◆ CONSIGNE ◆
Poursuivez, s'il vous plaît, le texte ci-dessous sur la responsabilité fiscale du fiduciaire d'un régime enregistré à partir de sa dernière phrase.

Par exemple, la Loi de l’impôt sur le revenu prévoit des conséquences fiscales lorsqu’un régime enregistré fait l’acquisition d’un « placement non admissible » ou d’un « placement interdit », exploite une entreprise ou accorde un « avantage » au titulaire du régime enregistré. Étant donné que ces conséquences fiscales entraîneront, dans la plupart des cas, le paiement d’un impôt, il y a lieu de se demander si le fiduciaire du régime enregistré, notamment dans le cas d’un régime autogéré, pourrait entraîner sa responsabilité personnelle en vertu de la Loi de l’impôt sur le revenu lorsque le régime en soi n’a pas les actifs nécessaires afin de s’acquitter du paiement de l’impôt.

L’obligation du fiduciaire d’un régime enregistré

Dans le cadre de ses fonctions, le fiduciaire d’un régime enregistré doit s’assurer que le régime remplit ses obligations administratives et fiscales prévues en vertu de la Loi de l’impôt sur le revenu et du Règlement de l’impôt sur le revenu. Par exemple, le fiduciaire doit s’assurer de la production des relevés d’impôt et effectuer dûment les remises d’impôt lorsqu’elles sont nécessaires.

◆ DONNÉES BRUTES ◆
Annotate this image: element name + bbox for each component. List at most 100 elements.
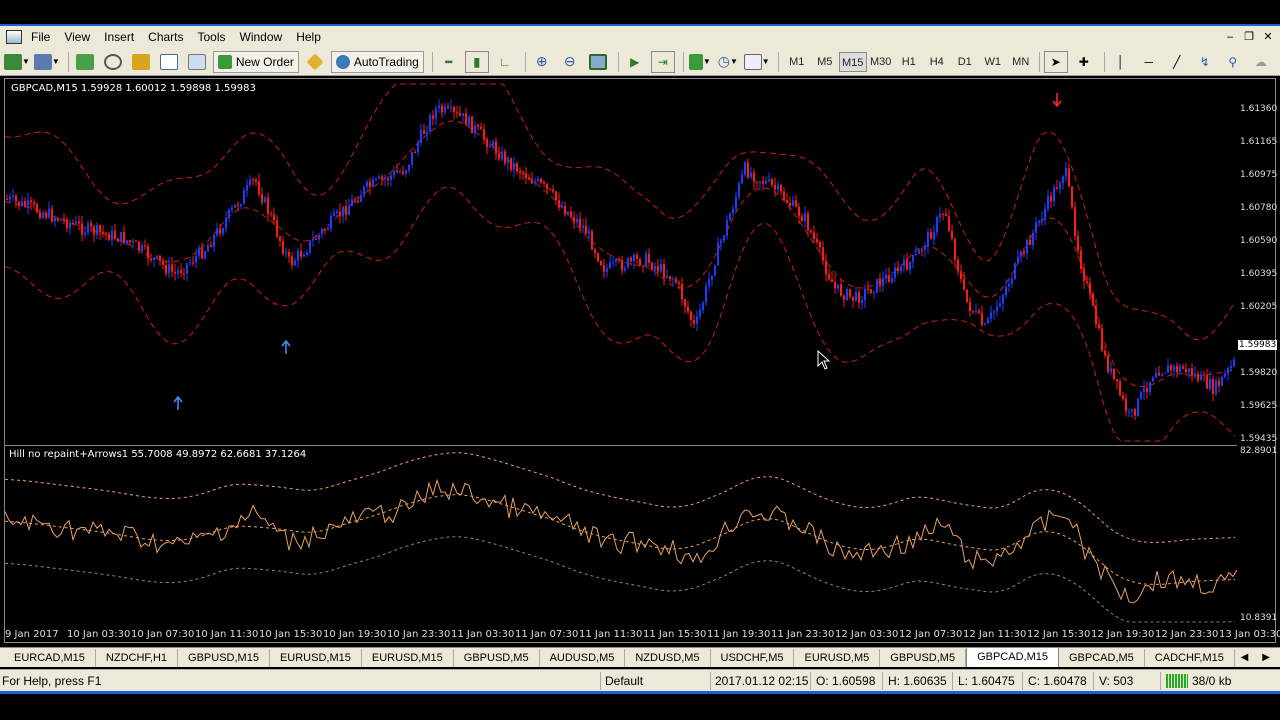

◆ RÉPONSE ◆
Le fiduciaire doit également fixer la juste valeur marchande d’un placement acquis par le régime enregistré. De plus, en vertu des nouvelles dispositions adoptées par le législateur dans les dernières années à la partie XI.01 L.I.R., on impose maintenant au fiduciaire d’un régime enregistré des conséquences fiscales lorsqu’il accorde un « avantage » relatif à un régime enregistré au titulaire du régime et on exige du fiduciaire qu’il exerce le soin, la diligence et la compétence afin de veiller à réduire au minimum les chances que le régime enregistré détienne des placements non admissibles, sans quoi le fiduciaire pourrait être passible d’une pénalité n’excédant pas 2 500 $ pour le manquement à cette obligation. Il convient de noter que la Loi de l’impôt sur le revenu n’exige pas une obligation de même nature au fiduciaire quant à la détention d’un « placement interdit ». Dans ce dernier cas, la partie XI.01 L.I.R. prévoit qu’il incombe au particulier contrôlant le régime enregistré de s’assurer que le régime ne détient pas un « placement interdit » pour ainsi éviter les conséquences fiscales.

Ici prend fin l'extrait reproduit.